* Supplied records *
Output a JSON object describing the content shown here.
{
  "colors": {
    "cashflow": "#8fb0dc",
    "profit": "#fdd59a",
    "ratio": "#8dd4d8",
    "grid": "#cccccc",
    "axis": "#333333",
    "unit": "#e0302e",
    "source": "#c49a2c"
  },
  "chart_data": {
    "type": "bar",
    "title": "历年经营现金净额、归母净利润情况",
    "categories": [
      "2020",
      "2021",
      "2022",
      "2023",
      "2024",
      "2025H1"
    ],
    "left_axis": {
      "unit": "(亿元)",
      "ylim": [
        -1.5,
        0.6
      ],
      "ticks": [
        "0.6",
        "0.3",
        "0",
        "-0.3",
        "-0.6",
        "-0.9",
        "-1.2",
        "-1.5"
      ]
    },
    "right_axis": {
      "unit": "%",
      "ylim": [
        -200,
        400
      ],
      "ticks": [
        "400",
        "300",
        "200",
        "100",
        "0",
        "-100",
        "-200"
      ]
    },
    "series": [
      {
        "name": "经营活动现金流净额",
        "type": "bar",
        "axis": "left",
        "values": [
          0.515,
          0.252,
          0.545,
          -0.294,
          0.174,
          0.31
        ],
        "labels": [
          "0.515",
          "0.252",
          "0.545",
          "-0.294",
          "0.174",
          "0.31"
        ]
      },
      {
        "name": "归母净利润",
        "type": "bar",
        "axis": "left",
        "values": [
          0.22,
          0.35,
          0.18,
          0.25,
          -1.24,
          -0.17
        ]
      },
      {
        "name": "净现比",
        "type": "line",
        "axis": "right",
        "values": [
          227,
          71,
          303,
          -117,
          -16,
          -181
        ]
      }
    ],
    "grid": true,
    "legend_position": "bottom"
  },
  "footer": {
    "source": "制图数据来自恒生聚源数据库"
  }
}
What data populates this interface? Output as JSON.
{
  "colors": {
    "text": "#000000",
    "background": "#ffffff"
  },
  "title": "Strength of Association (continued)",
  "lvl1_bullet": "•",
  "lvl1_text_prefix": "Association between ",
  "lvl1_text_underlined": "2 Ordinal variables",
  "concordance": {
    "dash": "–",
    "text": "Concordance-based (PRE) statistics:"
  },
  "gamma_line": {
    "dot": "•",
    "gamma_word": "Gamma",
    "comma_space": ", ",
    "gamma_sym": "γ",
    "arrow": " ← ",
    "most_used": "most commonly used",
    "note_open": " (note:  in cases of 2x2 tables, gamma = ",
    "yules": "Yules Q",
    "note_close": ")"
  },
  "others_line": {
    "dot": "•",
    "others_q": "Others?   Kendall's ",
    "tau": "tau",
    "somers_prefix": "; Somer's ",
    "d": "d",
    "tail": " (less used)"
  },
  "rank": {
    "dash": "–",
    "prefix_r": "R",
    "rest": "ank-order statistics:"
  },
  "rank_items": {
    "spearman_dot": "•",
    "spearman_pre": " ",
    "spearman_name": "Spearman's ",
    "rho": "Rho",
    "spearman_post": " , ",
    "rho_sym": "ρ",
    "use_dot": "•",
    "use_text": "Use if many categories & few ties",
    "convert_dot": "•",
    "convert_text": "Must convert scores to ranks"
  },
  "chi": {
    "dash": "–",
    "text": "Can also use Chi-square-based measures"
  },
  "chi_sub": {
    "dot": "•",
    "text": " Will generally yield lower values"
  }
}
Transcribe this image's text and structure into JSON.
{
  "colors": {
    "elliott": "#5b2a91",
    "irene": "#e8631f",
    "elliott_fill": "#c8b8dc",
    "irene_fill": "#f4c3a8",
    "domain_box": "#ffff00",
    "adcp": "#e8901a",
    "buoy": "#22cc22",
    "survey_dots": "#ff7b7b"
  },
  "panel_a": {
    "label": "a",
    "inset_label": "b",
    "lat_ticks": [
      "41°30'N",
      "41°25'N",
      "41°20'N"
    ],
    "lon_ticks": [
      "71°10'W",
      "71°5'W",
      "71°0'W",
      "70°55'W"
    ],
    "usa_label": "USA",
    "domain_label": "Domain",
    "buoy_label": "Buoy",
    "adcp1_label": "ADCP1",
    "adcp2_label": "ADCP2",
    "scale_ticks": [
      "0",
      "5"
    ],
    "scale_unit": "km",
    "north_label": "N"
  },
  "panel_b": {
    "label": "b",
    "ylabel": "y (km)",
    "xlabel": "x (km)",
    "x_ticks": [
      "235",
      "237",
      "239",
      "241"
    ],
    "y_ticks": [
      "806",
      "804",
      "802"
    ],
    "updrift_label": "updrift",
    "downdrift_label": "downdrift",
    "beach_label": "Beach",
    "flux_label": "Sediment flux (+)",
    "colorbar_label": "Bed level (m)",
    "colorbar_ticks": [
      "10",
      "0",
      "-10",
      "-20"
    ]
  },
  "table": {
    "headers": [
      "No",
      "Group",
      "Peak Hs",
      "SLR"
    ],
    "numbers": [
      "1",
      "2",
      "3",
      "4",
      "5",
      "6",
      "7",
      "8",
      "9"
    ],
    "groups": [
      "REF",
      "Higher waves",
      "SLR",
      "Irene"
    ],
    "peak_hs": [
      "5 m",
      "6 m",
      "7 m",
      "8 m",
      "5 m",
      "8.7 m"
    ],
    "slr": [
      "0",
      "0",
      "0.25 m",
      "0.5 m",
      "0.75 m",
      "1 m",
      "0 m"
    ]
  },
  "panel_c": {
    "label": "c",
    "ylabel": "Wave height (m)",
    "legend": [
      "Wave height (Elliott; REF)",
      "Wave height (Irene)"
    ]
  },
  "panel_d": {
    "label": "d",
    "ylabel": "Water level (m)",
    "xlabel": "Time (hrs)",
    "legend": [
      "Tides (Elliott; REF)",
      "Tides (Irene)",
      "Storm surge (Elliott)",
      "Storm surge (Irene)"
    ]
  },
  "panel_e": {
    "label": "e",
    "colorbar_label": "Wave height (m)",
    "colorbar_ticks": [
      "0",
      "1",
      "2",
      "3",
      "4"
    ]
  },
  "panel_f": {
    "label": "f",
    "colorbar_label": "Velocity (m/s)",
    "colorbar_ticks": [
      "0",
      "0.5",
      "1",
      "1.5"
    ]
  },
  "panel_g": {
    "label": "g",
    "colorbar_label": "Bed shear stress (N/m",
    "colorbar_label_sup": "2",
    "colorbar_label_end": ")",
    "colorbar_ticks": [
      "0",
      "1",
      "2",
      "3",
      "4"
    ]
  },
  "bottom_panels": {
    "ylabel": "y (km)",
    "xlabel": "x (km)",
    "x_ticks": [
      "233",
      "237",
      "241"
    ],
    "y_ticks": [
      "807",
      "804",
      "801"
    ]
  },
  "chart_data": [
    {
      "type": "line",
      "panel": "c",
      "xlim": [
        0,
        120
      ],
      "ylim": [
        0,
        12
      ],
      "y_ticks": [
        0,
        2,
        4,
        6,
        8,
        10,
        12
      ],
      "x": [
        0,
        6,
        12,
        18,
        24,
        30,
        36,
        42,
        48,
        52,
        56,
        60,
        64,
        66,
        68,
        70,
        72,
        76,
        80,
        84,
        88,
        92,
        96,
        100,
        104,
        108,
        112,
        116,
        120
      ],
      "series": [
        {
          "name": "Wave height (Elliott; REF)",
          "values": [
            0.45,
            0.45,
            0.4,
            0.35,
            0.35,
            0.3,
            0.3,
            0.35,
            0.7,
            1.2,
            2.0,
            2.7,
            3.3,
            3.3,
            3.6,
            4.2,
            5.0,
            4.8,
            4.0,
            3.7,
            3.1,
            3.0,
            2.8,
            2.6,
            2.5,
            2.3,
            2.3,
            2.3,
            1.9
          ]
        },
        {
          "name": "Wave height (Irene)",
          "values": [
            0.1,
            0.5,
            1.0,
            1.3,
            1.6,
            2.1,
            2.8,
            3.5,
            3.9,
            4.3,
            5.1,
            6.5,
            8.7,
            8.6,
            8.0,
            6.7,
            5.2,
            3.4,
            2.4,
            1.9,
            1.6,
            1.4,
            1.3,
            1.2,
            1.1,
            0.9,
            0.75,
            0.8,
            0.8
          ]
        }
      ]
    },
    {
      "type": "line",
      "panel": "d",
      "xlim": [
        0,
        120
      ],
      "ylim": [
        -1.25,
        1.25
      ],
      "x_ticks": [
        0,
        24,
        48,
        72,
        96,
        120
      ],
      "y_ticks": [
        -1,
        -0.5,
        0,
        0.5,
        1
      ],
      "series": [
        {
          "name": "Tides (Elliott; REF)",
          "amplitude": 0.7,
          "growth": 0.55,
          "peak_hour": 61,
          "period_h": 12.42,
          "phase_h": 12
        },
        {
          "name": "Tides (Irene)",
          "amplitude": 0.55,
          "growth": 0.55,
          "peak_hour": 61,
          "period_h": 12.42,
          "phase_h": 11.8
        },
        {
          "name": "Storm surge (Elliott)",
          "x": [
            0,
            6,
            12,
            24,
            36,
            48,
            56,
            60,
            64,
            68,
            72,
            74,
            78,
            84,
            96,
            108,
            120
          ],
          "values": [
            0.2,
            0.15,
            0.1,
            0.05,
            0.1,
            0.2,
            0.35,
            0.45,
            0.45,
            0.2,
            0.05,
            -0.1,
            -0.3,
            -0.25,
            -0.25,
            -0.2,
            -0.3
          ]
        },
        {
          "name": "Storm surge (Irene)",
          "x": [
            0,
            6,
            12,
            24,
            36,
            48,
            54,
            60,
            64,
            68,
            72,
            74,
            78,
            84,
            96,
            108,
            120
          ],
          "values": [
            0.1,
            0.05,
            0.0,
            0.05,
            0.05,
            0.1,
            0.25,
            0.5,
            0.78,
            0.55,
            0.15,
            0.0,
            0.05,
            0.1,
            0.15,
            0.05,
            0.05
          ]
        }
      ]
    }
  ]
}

* Task statement *
Using the listing above, list every line in which the string "surge" occurs.

* Response to this task *
      "Storm surge (Elliott)",
      "Storm surge (Irene)"
          "name": "Storm surge (Elliott)",
          "name": "Storm surge (Irene)",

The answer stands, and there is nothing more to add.